GIVEN PASSAGE:

◆ ◆ ◆

Sheen had some big shoes to fill, and by awarding him the win, the Hollywood Foreign Press Assn. decided that he filled them just fine. Strangely, the Emmys didn't follow suit. They didn't even bother to nominate Sheen for "Spin City," so the Globe win truly was a special moment for the one-time party boy who seemed to be getting his act together.

Sheen devoted his Globes acceptance speech to thanking lots of people, including Fox, his bosses at DreamWorks Television and ABC, his costars Barry Bostwick, Heather Locklear, Michael Boatman, Richard Kind and Alan Ruck, his parents and his fiancee, Denise Richards, who later would become his second of three wives.
 
Sheen gave the audience a chuckle when he said that the shocking win felt like a "sober acid trip." Nine years later, the joke doesn't seem as funny.

◆ ◆ ◆

RECORD EXCERPTS:
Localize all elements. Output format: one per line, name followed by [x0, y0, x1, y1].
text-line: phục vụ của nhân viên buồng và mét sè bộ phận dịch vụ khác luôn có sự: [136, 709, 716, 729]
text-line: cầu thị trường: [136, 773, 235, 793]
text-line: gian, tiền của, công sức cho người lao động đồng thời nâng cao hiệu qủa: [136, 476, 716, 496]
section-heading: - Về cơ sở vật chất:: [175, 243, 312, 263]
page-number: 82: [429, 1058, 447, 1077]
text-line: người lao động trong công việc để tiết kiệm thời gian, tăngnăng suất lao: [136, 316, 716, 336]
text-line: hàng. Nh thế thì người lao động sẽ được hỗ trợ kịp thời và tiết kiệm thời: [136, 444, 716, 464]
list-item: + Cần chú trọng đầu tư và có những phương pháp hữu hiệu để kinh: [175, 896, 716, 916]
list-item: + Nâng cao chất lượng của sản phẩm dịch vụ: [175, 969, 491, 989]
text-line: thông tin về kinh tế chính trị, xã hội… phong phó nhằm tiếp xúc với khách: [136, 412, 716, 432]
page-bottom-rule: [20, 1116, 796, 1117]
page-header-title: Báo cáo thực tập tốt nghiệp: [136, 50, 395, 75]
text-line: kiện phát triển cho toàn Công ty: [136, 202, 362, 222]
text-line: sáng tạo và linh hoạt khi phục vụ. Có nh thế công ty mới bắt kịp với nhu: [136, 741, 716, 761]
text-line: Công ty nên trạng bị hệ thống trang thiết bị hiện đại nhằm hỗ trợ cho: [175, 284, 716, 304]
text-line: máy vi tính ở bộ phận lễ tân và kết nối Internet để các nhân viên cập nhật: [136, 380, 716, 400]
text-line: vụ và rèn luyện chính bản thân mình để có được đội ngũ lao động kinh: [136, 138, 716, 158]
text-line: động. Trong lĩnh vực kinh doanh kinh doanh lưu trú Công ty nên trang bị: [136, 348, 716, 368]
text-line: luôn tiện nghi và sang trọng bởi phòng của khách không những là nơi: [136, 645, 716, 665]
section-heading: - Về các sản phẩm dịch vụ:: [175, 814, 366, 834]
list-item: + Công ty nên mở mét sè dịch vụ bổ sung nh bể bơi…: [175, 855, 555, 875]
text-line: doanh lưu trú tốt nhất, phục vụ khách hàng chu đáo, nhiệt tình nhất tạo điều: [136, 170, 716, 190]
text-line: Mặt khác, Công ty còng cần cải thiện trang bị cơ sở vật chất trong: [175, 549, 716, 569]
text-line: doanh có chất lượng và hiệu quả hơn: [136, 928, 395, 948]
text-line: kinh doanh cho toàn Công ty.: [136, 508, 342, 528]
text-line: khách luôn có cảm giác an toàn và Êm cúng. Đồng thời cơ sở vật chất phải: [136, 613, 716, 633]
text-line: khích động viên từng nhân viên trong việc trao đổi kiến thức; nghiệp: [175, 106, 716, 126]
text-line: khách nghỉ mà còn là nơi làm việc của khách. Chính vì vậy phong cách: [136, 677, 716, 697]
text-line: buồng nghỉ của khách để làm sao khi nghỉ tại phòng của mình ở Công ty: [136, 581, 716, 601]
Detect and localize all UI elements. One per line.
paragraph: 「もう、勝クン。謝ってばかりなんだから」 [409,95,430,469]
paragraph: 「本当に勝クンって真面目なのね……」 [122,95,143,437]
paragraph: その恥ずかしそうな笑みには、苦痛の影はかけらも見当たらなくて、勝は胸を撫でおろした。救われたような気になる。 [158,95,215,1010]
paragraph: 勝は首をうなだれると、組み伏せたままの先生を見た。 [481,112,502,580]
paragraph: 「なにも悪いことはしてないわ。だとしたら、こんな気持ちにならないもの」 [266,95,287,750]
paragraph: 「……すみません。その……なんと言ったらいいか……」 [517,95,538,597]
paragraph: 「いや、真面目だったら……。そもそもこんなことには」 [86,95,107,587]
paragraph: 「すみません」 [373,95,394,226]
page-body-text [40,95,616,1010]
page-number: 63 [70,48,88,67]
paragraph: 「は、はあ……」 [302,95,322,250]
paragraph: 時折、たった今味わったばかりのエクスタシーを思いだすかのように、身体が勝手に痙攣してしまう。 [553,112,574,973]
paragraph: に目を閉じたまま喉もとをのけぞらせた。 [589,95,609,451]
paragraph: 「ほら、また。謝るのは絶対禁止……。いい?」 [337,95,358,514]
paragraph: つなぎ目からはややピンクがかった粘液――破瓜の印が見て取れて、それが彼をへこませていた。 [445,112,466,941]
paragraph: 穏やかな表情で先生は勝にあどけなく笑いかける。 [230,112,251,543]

◆ ◆ ◆

PROBLEM 1: In the passage on Sheen's Golden Globe win, what did Sheen say the win felt like?
PROBLEM 2: In the passage on Sheen's Golden Globe win, swap "audience" for "crowd" in the part starting at "Sheen devoted his" and ending at "seem as funny.".
PROBLEM 3: Carry on the passage on Sheen's Golden Globe win from where it stops.
The rows come from a separate source.

EXERCISE RESULT 1: A "sober acid trip."

EXERCISE RESULT 2:
Sheen devoted his Globes acceptance speech to thanking lots of people, including Fox, his bosses at DreamWorks Television and ABC, his costars Barry Bostwick, Heather Locklear, Michael Boatman, Richard Kind and Alan Ruck, his parents and his fiancee, Denise Richards, who later would become his second of three wives.
 
Sheen gave the crowd a chuckle when he said that the shocking win felt like a "sober acid trip." Nine years later, the joke doesn't seem as funny.

EXERCISE RESULT 3:
On Monday, Sheen's people informed TMZ that his contract with CBS stated he's to be paid for the duration of "Two and a Half Men's" run, whether or not he actually appears on the laffer. They're calling it the "Michael J. Fox clause," alluding to a similar contract between Fox and "Spin City." After Fox left that show in 2000 and was replaced by Sheen, Fox continued to receive a paycheck until ABC eventually pulled the plug on the sitcom in 2002.

When Sheen signed his "Two and a Half Men" contract back in 2003, the same clause was apparently put into effect. In other words, even though Sheen is out, he could still collect payment for all future episodes. Talk about winning. But will that contract hold up since he was fired? That's one the lawyers will be battling out.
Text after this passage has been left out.